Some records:
--------------------------------------------------
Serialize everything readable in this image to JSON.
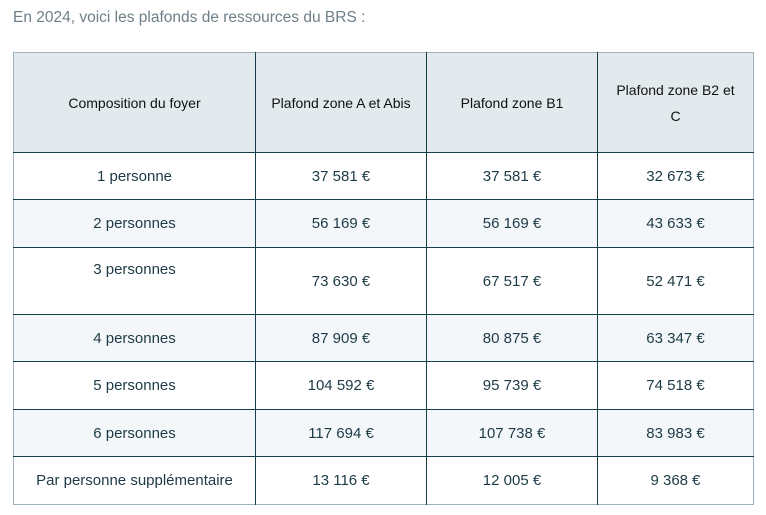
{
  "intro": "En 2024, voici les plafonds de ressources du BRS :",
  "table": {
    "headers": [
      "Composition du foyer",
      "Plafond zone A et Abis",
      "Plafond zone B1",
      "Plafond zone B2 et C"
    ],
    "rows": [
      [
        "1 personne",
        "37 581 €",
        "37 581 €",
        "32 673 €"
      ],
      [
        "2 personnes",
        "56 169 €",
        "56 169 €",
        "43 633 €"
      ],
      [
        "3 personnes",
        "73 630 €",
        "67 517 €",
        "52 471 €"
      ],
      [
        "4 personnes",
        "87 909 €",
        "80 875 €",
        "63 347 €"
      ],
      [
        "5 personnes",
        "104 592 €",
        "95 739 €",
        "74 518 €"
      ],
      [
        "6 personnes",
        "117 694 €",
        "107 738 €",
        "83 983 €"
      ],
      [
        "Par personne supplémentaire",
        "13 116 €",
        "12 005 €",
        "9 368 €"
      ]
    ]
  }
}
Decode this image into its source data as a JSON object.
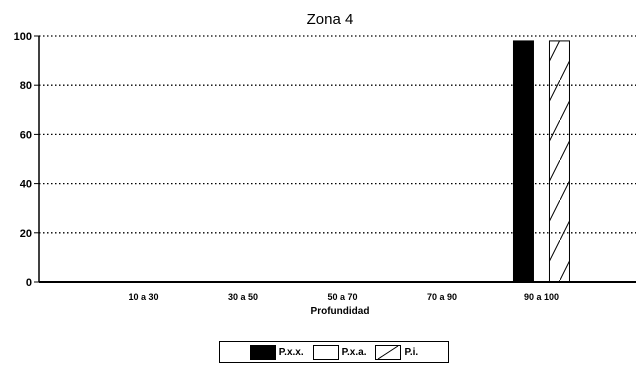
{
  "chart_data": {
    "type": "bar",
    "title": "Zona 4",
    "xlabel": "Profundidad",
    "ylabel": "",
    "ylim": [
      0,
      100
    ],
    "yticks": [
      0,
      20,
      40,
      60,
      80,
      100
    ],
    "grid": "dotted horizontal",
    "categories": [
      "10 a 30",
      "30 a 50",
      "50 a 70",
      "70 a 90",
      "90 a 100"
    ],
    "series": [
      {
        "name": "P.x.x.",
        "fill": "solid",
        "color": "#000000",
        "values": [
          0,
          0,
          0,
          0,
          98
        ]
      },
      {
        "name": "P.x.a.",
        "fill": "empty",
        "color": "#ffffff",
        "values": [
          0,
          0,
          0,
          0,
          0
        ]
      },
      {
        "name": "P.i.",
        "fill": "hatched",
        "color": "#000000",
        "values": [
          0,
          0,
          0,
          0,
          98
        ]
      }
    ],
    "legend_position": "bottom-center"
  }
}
--------------------------------------------------
Set down nothing but the lines from the one containing "Decode this image" to the final line above, both included, with every picture left out.

▶ [Result for this exercise]:
Decode this image into its source data as a JSON object.
{
  "chart_data": {
    "type": "bar",
    "title": "Zona 4",
    "xlabel": "Profundidad",
    "ylabel": "",
    "ylim": [
      0,
      100
    ],
    "yticks": [
      0,
      20,
      40,
      60,
      80,
      100
    ],
    "grid": "dotted horizontal",
    "categories": [
      "10 a 30",
      "30 a 50",
      "50 a 70",
      "70 a 90",
      "90 a 100"
    ],
    "series": [
      {
        "name": "P.x.x.",
        "fill": "solid",
        "color": "#000000",
        "values": [
          0,
          0,
          0,
          0,
          98
        ]
      },
      {
        "name": "P.x.a.",
        "fill": "empty",
        "color": "#ffffff",
        "values": [
          0,
          0,
          0,
          0,
          0
        ]
      },
      {
        "name": "P.i.",
        "fill": "hatched",
        "color": "#000000",
        "values": [
          0,
          0,
          0,
          0,
          98
        ]
      }
    ],
    "legend_position": "bottom-center"
  }
}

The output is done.